▶ Stored items from a collection
▬▬▬

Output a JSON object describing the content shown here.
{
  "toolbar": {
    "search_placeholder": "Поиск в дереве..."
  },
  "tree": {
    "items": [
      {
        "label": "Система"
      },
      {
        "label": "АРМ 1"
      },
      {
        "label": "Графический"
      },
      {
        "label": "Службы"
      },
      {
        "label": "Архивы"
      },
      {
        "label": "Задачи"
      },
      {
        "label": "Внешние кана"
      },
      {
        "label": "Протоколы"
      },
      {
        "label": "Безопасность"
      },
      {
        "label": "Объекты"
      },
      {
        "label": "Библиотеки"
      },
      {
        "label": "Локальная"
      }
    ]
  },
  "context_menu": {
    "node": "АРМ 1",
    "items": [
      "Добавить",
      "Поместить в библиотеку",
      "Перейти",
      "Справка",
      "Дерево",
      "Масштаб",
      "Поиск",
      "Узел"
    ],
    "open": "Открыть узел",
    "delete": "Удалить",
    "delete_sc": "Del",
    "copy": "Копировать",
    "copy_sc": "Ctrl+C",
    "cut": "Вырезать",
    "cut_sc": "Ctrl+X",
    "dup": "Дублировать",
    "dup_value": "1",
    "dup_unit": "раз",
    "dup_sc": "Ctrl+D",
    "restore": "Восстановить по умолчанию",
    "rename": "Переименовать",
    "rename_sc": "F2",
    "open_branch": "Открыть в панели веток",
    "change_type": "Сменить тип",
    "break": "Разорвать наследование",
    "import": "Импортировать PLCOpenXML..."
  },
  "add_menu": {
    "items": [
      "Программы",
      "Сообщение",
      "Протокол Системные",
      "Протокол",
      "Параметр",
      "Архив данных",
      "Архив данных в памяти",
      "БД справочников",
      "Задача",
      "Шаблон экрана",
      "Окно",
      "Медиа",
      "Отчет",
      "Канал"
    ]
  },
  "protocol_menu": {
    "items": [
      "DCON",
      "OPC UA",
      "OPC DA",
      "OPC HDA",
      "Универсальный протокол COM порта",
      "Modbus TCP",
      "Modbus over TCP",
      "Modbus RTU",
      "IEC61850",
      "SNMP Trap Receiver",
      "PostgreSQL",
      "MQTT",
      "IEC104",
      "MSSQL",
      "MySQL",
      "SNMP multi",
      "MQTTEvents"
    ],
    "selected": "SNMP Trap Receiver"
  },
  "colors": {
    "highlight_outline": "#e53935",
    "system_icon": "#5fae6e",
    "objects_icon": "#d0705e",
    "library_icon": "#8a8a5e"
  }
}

▬▬▬

▶ GIVEN EXERCISE
Report how many lines in the records above contain the word "SNMP", giving only the number.

▶ TASK RESULT
3